Dataset items:
☆ ☆ ☆ ☆ ☆
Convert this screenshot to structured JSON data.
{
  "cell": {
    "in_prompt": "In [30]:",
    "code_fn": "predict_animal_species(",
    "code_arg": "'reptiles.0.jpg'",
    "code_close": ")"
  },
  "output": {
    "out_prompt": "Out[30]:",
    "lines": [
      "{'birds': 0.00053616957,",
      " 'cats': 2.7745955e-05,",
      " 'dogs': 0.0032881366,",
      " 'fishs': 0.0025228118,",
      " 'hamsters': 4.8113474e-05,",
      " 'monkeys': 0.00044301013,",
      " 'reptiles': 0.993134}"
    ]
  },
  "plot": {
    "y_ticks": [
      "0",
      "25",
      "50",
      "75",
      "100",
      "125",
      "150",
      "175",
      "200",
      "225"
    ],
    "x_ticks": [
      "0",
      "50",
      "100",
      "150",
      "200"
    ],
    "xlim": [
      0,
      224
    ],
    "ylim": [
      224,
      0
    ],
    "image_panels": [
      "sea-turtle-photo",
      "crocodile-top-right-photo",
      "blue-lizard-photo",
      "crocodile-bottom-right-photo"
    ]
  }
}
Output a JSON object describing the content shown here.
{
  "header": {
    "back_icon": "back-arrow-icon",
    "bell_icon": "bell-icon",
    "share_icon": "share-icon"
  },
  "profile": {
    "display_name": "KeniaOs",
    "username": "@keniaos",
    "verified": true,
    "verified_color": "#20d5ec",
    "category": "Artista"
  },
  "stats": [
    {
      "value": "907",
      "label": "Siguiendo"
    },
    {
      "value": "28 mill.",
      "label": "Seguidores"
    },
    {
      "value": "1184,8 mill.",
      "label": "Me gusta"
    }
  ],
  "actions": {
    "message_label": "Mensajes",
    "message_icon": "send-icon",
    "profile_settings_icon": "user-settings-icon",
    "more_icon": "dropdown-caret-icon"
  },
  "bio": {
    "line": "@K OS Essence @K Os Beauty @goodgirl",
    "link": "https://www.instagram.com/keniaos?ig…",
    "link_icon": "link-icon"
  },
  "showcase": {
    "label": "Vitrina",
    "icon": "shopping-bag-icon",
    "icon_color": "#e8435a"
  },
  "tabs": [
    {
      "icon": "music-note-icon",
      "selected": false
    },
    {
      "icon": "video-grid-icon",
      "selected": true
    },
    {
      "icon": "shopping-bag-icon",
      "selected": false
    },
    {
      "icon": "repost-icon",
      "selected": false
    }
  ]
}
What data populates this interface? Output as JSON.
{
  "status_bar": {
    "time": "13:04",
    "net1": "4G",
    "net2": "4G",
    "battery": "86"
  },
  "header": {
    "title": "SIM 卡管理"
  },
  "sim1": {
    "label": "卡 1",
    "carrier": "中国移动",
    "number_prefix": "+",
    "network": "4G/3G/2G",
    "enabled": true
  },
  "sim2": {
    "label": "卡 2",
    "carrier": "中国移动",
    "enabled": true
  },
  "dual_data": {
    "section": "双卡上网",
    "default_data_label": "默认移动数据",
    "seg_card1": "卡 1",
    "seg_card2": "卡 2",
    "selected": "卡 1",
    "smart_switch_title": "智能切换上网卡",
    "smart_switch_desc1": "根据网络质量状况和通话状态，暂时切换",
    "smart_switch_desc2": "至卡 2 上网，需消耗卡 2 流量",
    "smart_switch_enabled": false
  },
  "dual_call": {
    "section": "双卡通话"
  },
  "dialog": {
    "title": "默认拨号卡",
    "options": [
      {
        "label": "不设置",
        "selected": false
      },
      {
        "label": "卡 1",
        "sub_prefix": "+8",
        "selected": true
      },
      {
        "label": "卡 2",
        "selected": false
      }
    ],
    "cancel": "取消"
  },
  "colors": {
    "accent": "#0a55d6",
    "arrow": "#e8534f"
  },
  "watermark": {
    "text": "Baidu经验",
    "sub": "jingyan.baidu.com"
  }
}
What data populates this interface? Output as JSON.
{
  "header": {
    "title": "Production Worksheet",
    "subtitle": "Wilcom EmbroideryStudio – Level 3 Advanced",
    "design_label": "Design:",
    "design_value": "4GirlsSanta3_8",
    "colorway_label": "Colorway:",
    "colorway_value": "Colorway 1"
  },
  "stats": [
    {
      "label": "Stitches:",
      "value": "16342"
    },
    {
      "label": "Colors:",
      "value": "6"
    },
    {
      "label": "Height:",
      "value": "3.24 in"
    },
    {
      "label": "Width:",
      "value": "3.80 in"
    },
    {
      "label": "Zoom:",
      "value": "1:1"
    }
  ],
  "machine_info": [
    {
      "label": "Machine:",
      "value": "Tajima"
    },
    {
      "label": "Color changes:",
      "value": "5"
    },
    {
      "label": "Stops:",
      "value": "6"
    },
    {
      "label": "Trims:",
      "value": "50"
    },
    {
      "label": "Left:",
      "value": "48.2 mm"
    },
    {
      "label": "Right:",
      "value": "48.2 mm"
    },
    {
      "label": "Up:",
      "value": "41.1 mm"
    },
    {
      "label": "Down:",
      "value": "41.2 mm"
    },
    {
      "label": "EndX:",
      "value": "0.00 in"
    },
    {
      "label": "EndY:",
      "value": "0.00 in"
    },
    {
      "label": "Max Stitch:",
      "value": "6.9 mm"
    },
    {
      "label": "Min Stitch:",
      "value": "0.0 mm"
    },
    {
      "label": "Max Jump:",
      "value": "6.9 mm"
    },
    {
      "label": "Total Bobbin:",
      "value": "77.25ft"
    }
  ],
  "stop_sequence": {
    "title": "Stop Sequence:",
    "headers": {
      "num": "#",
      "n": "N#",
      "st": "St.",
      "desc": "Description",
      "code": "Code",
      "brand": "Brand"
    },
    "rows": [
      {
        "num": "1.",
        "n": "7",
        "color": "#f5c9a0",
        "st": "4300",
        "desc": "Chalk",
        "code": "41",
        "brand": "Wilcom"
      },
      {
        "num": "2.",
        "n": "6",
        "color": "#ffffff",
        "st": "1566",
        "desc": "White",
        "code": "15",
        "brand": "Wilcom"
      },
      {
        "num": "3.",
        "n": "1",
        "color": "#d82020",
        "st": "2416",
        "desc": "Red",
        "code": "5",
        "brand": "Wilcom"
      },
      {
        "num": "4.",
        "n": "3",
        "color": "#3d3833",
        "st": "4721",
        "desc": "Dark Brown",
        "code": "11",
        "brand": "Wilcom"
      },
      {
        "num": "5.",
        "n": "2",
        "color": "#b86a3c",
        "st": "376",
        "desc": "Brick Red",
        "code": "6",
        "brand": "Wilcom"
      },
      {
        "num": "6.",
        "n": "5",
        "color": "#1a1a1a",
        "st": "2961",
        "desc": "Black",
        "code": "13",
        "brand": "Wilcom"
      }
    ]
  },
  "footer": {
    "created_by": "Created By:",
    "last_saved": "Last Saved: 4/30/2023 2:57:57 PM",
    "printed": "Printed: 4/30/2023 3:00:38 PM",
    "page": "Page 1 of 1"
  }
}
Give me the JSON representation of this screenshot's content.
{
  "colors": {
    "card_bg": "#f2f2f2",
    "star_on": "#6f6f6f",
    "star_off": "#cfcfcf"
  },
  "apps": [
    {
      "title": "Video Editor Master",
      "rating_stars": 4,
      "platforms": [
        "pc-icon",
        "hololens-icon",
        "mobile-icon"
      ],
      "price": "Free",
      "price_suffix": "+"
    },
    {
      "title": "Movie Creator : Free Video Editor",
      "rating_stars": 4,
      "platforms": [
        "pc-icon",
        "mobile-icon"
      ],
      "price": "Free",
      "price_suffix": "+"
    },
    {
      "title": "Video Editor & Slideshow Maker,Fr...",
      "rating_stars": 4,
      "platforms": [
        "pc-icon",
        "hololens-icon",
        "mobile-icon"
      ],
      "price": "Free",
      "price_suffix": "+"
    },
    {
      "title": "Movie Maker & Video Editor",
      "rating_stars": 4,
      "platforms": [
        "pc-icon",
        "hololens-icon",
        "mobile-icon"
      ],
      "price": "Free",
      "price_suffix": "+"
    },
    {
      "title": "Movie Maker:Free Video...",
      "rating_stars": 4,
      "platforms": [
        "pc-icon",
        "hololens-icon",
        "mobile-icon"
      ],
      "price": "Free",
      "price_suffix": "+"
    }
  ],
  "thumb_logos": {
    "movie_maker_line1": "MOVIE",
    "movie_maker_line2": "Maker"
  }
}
☆ ☆ ☆ ☆ ☆
Exercise instructions: Search the entries for the word "content" and copy every line that has it.

The answer:
Output a JSON object describing the content shown here.
Give me the JSON representation of this screenshot's content.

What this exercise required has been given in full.